─── Input for this task ───
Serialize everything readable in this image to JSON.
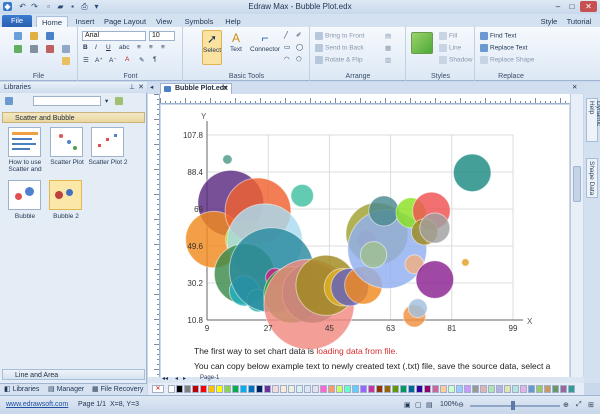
{
  "window": {
    "title": "Edraw Max - Bubble Plot.edx"
  },
  "ribbon_tabs": [
    "File",
    "Home",
    "Insert",
    "Page Layout",
    "View",
    "Symbols",
    "Help"
  ],
  "ribbon_right": {
    "style": "Style",
    "tutorial": "Tutorial"
  },
  "ribbon": {
    "file_group": "File",
    "font_group": "Font",
    "font_name": "Arial",
    "font_size": "10",
    "basic_tools_group": "Basic Tools",
    "select": "Select",
    "text": "Text",
    "connector": "Connector",
    "arrange_group": "Arrange",
    "bring_to_front": "Bring to Front",
    "send_to_back": "Send to Back",
    "rotate_flip": "Rotate & Flip",
    "styles_group": "Styles",
    "fill": "Fill",
    "line": "Line",
    "shadow": "Shadow",
    "replace_group": "Replace",
    "find_text": "Find Text",
    "replace_text": "Replace Text",
    "replace_shape": "Replace Shape"
  },
  "libraries": {
    "header": "Libraries",
    "category_open": "Scatter and Bubble",
    "items": [
      "How to use Scatter and",
      "Scatter Plot",
      "Scatter Plot 2",
      "Bubble",
      "Bubble 2"
    ],
    "category_closed": "Line and Area",
    "bottom_tabs": [
      "Libraries",
      "Manager",
      "File Recovery"
    ]
  },
  "document": {
    "tab_name": "Bubble Plot.edx",
    "right_tabs": [
      "Dynamic Help",
      "Shape Data"
    ],
    "page_label": "Page-1",
    "text_line1_prefix": "The first way to set chart data is ",
    "text_line1_link": "loading data from file.",
    "text_line2": "You can copy below example text to newly created text (.txt) file, save the source data, select a"
  },
  "status": {
    "url": "www.edrawsoft.com",
    "page": "Page 1/1",
    "coords": "X=8, Y=3",
    "zoom": "100%"
  },
  "chart_data": {
    "type": "scatter",
    "variant": "bubble",
    "xlabel": "X",
    "ylabel": "Y",
    "xlim": [
      9,
      99
    ],
    "ylim": [
      10.8,
      107.8
    ],
    "x_ticks": [
      9,
      27,
      45,
      63,
      81,
      99
    ],
    "y_ticks": [
      10.8,
      30.2,
      49.6,
      69,
      88.4,
      107.8
    ],
    "grid": true,
    "points": [
      {
        "x": 15,
        "y": 95,
        "r": 0.5,
        "color": "#4a9a86"
      },
      {
        "x": 16,
        "y": 72,
        "r": 3.5,
        "color": "#5a2a80"
      },
      {
        "x": 11,
        "y": 53,
        "r": 3,
        "color": "#f08a20"
      },
      {
        "x": 20,
        "y": 53,
        "r": 2,
        "color": "#a8e020"
      },
      {
        "x": 24,
        "y": 68,
        "r": 3.5,
        "color": "#f06030"
      },
      {
        "x": 26,
        "y": 52,
        "r": 4,
        "color": "#a8dcf0"
      },
      {
        "x": 20,
        "y": 35,
        "r": 3.2,
        "color": "#3a8a4a"
      },
      {
        "x": 20,
        "y": 26,
        "r": 1.6,
        "color": "#20b0c0"
      },
      {
        "x": 24,
        "y": 21,
        "r": 1.2,
        "color": "#20b0a0"
      },
      {
        "x": 28,
        "y": 37,
        "r": 4.5,
        "color": "#2a8aa0"
      },
      {
        "x": 29,
        "y": 33,
        "r": 1,
        "color": "#d02080"
      },
      {
        "x": 34,
        "y": 24,
        "r": 3,
        "color": "#2aa02a"
      },
      {
        "x": 40,
        "y": 25,
        "r": 3.2,
        "color": "#1a6a60"
      },
      {
        "x": 39,
        "y": 19,
        "r": 4.8,
        "color": "#f08a80"
      },
      {
        "x": 37,
        "y": 76,
        "r": 1.2,
        "color": "#40c0a0"
      },
      {
        "x": 44,
        "y": 29,
        "r": 3.2,
        "color": "#a08a20"
      },
      {
        "x": 49,
        "y": 28,
        "r": 2,
        "color": "#e0b020"
      },
      {
        "x": 51,
        "y": 28,
        "r": 2,
        "color": "#6060c0"
      },
      {
        "x": 55,
        "y": 29,
        "r": 2,
        "color": "#f08a20"
      },
      {
        "x": 56,
        "y": 53,
        "r": 1,
        "color": "#e02020"
      },
      {
        "x": 59,
        "y": 56,
        "r": 3.3,
        "color": "#a0a030"
      },
      {
        "x": 62,
        "y": 48,
        "r": 4.2,
        "color": "#90b0f0"
      },
      {
        "x": 58,
        "y": 45,
        "r": 1.4,
        "color": "#a0c090"
      },
      {
        "x": 61,
        "y": 68,
        "r": 1.6,
        "color": "#4a8a90"
      },
      {
        "x": 69,
        "y": 67,
        "r": 1.6,
        "color": "#8ae020"
      },
      {
        "x": 75,
        "y": 68,
        "r": 2,
        "color": "#f05050"
      },
      {
        "x": 73,
        "y": 57,
        "r": 1.4,
        "color": "#a08a20"
      },
      {
        "x": 76,
        "y": 59,
        "r": 1.6,
        "color": "#a0a0a0"
      },
      {
        "x": 70,
        "y": 40,
        "r": 1,
        "color": "#f0b080"
      },
      {
        "x": 76,
        "y": 32,
        "r": 2,
        "color": "#8a2090"
      },
      {
        "x": 70,
        "y": 13,
        "r": 1.2,
        "color": "#f09040"
      },
      {
        "x": 71,
        "y": 17,
        "r": 1,
        "color": "#a0c0e0"
      },
      {
        "x": 87,
        "y": 88,
        "r": 2,
        "color": "#1a8a80"
      },
      {
        "x": 85,
        "y": 41,
        "r": 0.4,
        "color": "#e0a020"
      }
    ]
  }
}
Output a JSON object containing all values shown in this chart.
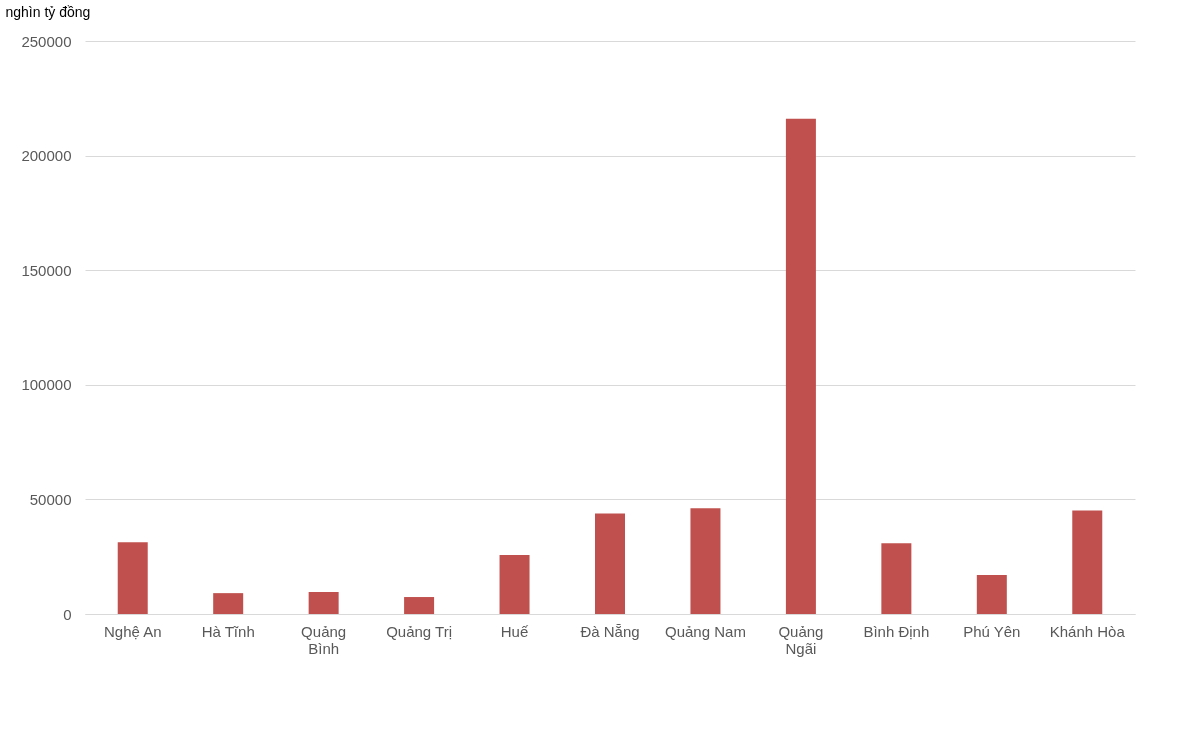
{
  "chart_data": {
    "type": "bar",
    "ylabel": "nghìn tỷ đồng",
    "categories": [
      "Nghệ An",
      "Hà Tĩnh",
      "Quảng Bình",
      "Quảng Trị",
      "Huế",
      "Đà Nẵng",
      "Quảng Nam",
      "Quảng Ngãi",
      "Bình Định",
      "Phú Yên",
      "Khánh Hòa"
    ],
    "values": [
      31300,
      9100,
      9600,
      7400,
      25700,
      43900,
      46100,
      216100,
      30900,
      17000,
      45200
    ],
    "color": "#c0504d",
    "ylim": [
      0,
      250000
    ],
    "yticks": [
      0,
      50000,
      100000,
      150000,
      200000,
      250000
    ],
    "grid": "y"
  }
}
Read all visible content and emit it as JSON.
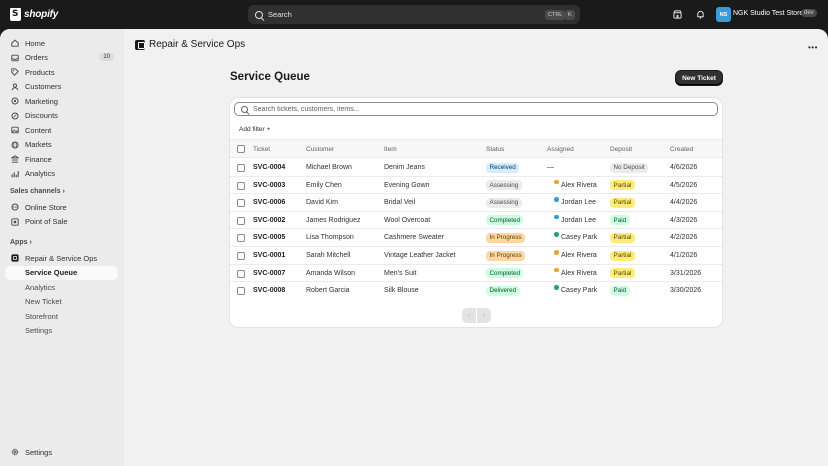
{
  "topbar": {
    "logo_text": "shopify",
    "search_label": "Search",
    "kbd_ctrl": "CTRL",
    "kbd_k": "K",
    "store_initials": "NS",
    "store_name": "NGK Studio Test Store",
    "store_badge": "dev"
  },
  "sidebar": {
    "items": [
      {
        "label": "Home",
        "icon": "home-icon"
      },
      {
        "label": "Orders",
        "icon": "inbox-icon",
        "count": "10"
      },
      {
        "label": "Products",
        "icon": "tag-icon"
      },
      {
        "label": "Customers",
        "icon": "person-icon"
      },
      {
        "label": "Marketing",
        "icon": "target-icon"
      },
      {
        "label": "Discounts",
        "icon": "discount-icon"
      },
      {
        "label": "Content",
        "icon": "image-icon"
      },
      {
        "label": "Markets",
        "icon": "globe-icon"
      },
      {
        "label": "Finance",
        "icon": "bank-icon"
      },
      {
        "label": "Analytics",
        "icon": "chart-icon"
      }
    ],
    "sales_channels_label": "Sales channels",
    "channels": [
      {
        "label": "Online Store",
        "icon": "store-icon"
      },
      {
        "label": "Point of Sale",
        "icon": "pos-icon"
      }
    ],
    "apps_label": "Apps",
    "app": {
      "label": "Repair & Service Ops",
      "icon": "app-icon"
    },
    "app_subitems": [
      {
        "label": "Service Queue"
      },
      {
        "label": "Analytics"
      },
      {
        "label": "New Ticket"
      },
      {
        "label": "Storefront"
      },
      {
        "label": "Settings"
      }
    ],
    "settings_label": "Settings"
  },
  "header": {
    "app_title": "Repair & Service Ops"
  },
  "page": {
    "title": "Service Queue",
    "new_ticket_label": "New Ticket",
    "search_placeholder": "Search tickets, customers, items...",
    "add_filter_label": "Add filter +",
    "columns": [
      "Ticket",
      "Customer",
      "Item",
      "Status",
      "Assigned",
      "Deposit",
      "Created"
    ],
    "rows": [
      {
        "ticket": "SVC-0004",
        "customer": "Michael Brown",
        "item": "Denim Jeans",
        "status": "Received",
        "assigned": "—",
        "assigned_color": "",
        "deposit": "No Deposit",
        "created": "4/6/2026"
      },
      {
        "ticket": "SVC-0003",
        "customer": "Emily Chen",
        "item": "Evening Gown",
        "status": "Assessing",
        "assigned": "Alex Rivera",
        "assigned_color": "#e8a33c",
        "deposit": "Partial",
        "created": "4/5/2026"
      },
      {
        "ticket": "SVC-0006",
        "customer": "David Kim",
        "item": "Bridal Veil",
        "status": "Assessing",
        "assigned": "Jordan Lee",
        "assigned_color": "#3b9bd8",
        "deposit": "Partial",
        "created": "4/4/2026"
      },
      {
        "ticket": "SVC-0002",
        "customer": "James Rodriguez",
        "item": "Wool Overcoat",
        "status": "Completed",
        "assigned": "Jordan Lee",
        "assigned_color": "#3b9bd8",
        "deposit": "Paid",
        "created": "4/3/2026"
      },
      {
        "ticket": "SVC-0005",
        "customer": "Lisa Thompson",
        "item": "Cashmere Sweater",
        "status": "In Progress",
        "assigned": "Casey Park",
        "assigned_color": "#29a36a",
        "deposit": "Partial",
        "created": "4/2/2026"
      },
      {
        "ticket": "SVC-0001",
        "customer": "Sarah Mitchell",
        "item": "Vintage Leather Jacket",
        "status": "In Progress",
        "assigned": "Alex Rivera",
        "assigned_color": "#e8a33c",
        "deposit": "Partial",
        "created": "4/1/2026"
      },
      {
        "ticket": "SVC-0007",
        "customer": "Amanda Wilson",
        "item": "Men's Suit",
        "status": "Completed",
        "assigned": "Alex Rivera",
        "assigned_color": "#e8a33c",
        "deposit": "Partial",
        "created": "3/31/2026"
      },
      {
        "ticket": "SVC-0008",
        "customer": "Robert Garcia",
        "item": "Silk Blouse",
        "status": "Delivered",
        "assigned": "Casey Park",
        "assigned_color": "#29a36a",
        "deposit": "Paid",
        "created": "3/30/2026"
      }
    ],
    "status_colors": {
      "Received": {
        "bg": "#d5ebff",
        "fg": "#003a6e"
      },
      "Assessing": {
        "bg": "#ebebeb",
        "fg": "#4a4a4a"
      },
      "Completed": {
        "bg": "#cdfee1",
        "fg": "#0c5132"
      },
      "In Progress": {
        "bg": "#ffd6a4",
        "fg": "#5e4200"
      },
      "Delivered": {
        "bg": "#cdfee1",
        "fg": "#0c5132"
      }
    },
    "deposit_colors": {
      "No Deposit": {
        "bg": "#ebebeb",
        "fg": "#4a4a4a"
      },
      "Partial": {
        "bg": "#ffeb78",
        "fg": "#4f4700"
      },
      "Paid": {
        "bg": "#cdfee1",
        "fg": "#0c5132"
      }
    },
    "pager_prev": "‹",
    "pager_next": "›"
  }
}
───
#### [Task requirements]
For each line of the entries that includes "Search", show that line.

#### [Response]
    "search_label": "Search",
    "search_placeholder": "Search tickets, customers, items...",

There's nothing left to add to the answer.